__Excerpted data__:
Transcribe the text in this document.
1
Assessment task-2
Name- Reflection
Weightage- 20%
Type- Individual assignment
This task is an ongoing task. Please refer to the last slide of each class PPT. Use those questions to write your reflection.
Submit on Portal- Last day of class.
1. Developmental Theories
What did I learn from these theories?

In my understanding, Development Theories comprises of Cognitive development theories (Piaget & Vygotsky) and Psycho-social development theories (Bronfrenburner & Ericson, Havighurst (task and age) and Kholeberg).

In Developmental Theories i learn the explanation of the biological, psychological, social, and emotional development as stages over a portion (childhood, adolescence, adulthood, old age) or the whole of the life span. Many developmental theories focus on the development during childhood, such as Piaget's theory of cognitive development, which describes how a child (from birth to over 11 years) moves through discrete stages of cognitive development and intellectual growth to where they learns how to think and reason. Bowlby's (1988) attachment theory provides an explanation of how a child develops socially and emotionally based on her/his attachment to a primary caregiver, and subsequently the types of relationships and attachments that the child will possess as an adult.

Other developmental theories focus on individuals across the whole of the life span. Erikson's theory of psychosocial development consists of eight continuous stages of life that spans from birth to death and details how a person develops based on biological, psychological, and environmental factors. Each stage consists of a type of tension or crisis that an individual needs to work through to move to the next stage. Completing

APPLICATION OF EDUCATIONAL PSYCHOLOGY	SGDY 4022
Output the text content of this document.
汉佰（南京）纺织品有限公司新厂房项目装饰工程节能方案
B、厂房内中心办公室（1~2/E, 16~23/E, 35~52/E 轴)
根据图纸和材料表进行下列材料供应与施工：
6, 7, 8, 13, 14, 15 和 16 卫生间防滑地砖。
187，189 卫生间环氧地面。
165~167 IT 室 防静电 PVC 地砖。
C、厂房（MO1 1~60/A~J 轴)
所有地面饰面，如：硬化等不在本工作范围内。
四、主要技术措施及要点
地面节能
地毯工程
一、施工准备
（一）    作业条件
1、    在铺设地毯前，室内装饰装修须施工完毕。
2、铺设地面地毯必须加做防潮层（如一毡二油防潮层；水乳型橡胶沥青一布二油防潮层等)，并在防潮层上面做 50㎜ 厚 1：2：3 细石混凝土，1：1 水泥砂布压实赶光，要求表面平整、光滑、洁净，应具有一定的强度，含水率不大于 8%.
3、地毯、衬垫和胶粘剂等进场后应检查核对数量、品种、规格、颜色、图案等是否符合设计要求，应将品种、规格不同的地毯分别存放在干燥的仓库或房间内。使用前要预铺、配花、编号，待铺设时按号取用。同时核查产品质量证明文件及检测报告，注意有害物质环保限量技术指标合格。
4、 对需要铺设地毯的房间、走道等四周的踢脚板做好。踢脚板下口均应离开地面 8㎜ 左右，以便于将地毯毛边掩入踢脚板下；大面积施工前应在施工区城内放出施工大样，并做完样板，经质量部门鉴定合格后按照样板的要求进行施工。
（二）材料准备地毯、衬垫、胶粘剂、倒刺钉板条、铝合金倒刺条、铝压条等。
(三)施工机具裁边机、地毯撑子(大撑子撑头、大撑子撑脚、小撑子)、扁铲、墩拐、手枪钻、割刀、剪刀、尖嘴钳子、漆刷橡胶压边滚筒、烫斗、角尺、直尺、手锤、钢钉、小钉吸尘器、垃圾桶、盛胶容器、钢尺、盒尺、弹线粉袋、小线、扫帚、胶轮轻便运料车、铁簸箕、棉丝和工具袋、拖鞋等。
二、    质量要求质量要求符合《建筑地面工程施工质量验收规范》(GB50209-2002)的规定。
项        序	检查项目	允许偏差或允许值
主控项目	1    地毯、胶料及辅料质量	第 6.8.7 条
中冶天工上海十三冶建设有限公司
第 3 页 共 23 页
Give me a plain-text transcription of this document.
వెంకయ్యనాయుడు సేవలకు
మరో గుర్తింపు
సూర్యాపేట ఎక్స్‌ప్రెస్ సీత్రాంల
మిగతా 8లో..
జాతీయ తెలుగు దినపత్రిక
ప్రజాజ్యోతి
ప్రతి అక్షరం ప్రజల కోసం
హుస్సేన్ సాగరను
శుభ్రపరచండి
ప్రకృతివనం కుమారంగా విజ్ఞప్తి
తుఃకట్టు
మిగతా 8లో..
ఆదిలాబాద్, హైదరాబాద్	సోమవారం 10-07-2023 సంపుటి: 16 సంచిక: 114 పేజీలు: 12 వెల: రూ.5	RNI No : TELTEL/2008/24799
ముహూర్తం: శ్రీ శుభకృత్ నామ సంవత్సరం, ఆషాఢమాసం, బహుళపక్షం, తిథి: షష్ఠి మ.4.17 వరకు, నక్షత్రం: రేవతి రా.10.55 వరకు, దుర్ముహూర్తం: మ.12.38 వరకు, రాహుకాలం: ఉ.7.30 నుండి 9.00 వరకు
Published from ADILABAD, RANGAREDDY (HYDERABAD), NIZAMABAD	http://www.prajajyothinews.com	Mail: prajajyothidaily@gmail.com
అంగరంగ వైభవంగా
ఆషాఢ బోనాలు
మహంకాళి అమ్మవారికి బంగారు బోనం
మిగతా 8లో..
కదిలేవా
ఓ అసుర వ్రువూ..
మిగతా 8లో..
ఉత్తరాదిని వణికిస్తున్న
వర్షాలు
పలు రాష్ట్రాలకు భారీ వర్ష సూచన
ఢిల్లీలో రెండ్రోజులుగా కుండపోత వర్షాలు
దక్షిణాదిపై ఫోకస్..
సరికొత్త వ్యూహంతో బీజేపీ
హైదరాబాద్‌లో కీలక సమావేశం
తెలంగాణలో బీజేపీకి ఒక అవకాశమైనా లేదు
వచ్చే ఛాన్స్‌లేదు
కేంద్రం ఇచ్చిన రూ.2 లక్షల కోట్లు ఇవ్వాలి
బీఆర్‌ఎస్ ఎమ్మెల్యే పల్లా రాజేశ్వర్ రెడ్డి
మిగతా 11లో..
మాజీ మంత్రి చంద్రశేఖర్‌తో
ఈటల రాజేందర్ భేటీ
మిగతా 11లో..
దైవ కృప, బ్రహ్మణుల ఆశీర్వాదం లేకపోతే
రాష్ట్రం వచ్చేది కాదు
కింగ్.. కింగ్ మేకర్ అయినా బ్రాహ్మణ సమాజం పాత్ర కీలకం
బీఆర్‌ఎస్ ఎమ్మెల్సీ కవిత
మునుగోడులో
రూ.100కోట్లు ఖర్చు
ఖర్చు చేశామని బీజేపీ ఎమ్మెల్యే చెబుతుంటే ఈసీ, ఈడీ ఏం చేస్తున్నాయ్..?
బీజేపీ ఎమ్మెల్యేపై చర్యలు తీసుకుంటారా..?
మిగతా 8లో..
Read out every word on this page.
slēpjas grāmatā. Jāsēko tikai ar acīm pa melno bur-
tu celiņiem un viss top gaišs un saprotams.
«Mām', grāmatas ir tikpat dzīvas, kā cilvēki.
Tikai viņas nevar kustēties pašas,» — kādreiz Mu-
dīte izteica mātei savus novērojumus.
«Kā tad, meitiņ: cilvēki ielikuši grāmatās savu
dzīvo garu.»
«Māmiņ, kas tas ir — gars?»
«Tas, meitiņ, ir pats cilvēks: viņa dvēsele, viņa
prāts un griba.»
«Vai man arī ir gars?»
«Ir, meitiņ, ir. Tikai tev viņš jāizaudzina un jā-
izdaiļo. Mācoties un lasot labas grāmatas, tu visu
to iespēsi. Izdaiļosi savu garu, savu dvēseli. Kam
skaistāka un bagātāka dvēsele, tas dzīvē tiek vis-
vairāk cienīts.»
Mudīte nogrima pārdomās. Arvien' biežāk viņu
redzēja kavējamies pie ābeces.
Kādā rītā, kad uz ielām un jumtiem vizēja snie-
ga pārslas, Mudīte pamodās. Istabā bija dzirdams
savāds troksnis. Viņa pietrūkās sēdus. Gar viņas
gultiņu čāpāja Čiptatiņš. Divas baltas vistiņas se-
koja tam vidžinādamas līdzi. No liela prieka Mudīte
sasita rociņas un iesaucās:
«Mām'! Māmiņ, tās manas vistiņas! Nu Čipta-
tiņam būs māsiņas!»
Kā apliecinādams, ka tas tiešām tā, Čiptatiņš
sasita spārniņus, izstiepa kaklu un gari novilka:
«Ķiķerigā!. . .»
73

__Exercise prompt__: Return exactly the lines from the line bearing "Read out every word on this page." to the end of the records, inclusive of both; include no other lines.

__Solved exercise__:
Read out every word on this page.
slēpjas grāmatā. Jāsēko tikai ar acīm pa melno bur-
tu celiņiem un viss top gaišs un saprotams.
«Mām', grāmatas ir tikpat dzīvas, kā cilvēki.
Tikai viņas nevar kustēties pašas,» — kādreiz Mu-
dīte izteica mātei savus novērojumus.
«Kā tad, meitiņ: cilvēki ielikuši grāmatās savu
dzīvo garu.»
«Māmiņ, kas tas ir — gars?»
«Tas, meitiņ, ir pats cilvēks: viņa dvēsele, viņa
prāts un griba.»
«Vai man arī ir gars?»
«Ir, meitiņ, ir. Tikai tev viņš jāizaudzina un jā-
izdaiļo. Mācoties un lasot labas grāmatas, tu visu
to iespēsi. Izdaiļosi savu garu, savu dvēseli. Kam
skaistāka un bagātāka dvēsele, tas dzīvē tiek vis-
vairāk cienīts.»
Mudīte nogrima pārdomās. Arvien' biežāk viņu
redzēja kavējamies pie ābeces.
Kādā rītā, kad uz ielām un jumtiem vizēja snie-
ga pārslas, Mudīte pamodās. Istabā bija dzirdams
savāds troksnis. Viņa pietrūkās sēdus. Gar viņas
gultiņu čāpāja Čiptatiņš. Divas baltas vistiņas se-
koja tam vidžinādamas līdzi. No liela prieka Mudīte
sasita rociņas un iesaucās:
«Mām'! Māmiņ, tās manas vistiņas! Nu Čipta-
tiņam būs māsiņas!»
Kā apliecinādams, ka tas tiešām tā, Čiptatiņš
sasita spārniņus, izstiepa kaklu un gari novilka:
«Ķiķerigā!. . .»
73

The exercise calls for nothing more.